* **YOUR TASK**
Repeat the listing in full, preserving every character.

[Stored data]
○ ○ ○ ○

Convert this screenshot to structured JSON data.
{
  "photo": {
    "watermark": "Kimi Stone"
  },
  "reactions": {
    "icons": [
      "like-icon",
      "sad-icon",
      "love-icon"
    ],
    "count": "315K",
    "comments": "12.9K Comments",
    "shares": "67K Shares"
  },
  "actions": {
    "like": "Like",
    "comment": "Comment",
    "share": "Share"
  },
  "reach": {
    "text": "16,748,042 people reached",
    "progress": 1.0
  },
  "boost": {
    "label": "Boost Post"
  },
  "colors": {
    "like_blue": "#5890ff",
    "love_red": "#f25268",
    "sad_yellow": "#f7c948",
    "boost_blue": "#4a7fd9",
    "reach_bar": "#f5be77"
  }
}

○ ○ ○ ○

* **SOLUTION FOR THIS PROBLEM**
Convert this screenshot to structured JSON data.
{
  "photo": {
    "watermark": "Kimi Stone"
  },
  "reactions": {
    "icons": [
      "like-icon",
      "sad-icon",
      "love-icon"
    ],
    "count": "315K",
    "comments": "12.9K Comments",
    "shares": "67K Shares"
  },
  "actions": {
    "like": "Like",
    "comment": "Comment",
    "share": "Share"
  },
  "reach": {
    "text": "16,748,042 people reached",
    "progress": 1.0
  },
  "boost": {
    "label": "Boost Post"
  },
  "colors": {
    "like_blue": "#5890ff",
    "love_red": "#f25268",
    "sad_yellow": "#f7c948",
    "boost_blue": "#4a7fd9",
    "reach_bar": "#f5be77"
  }
}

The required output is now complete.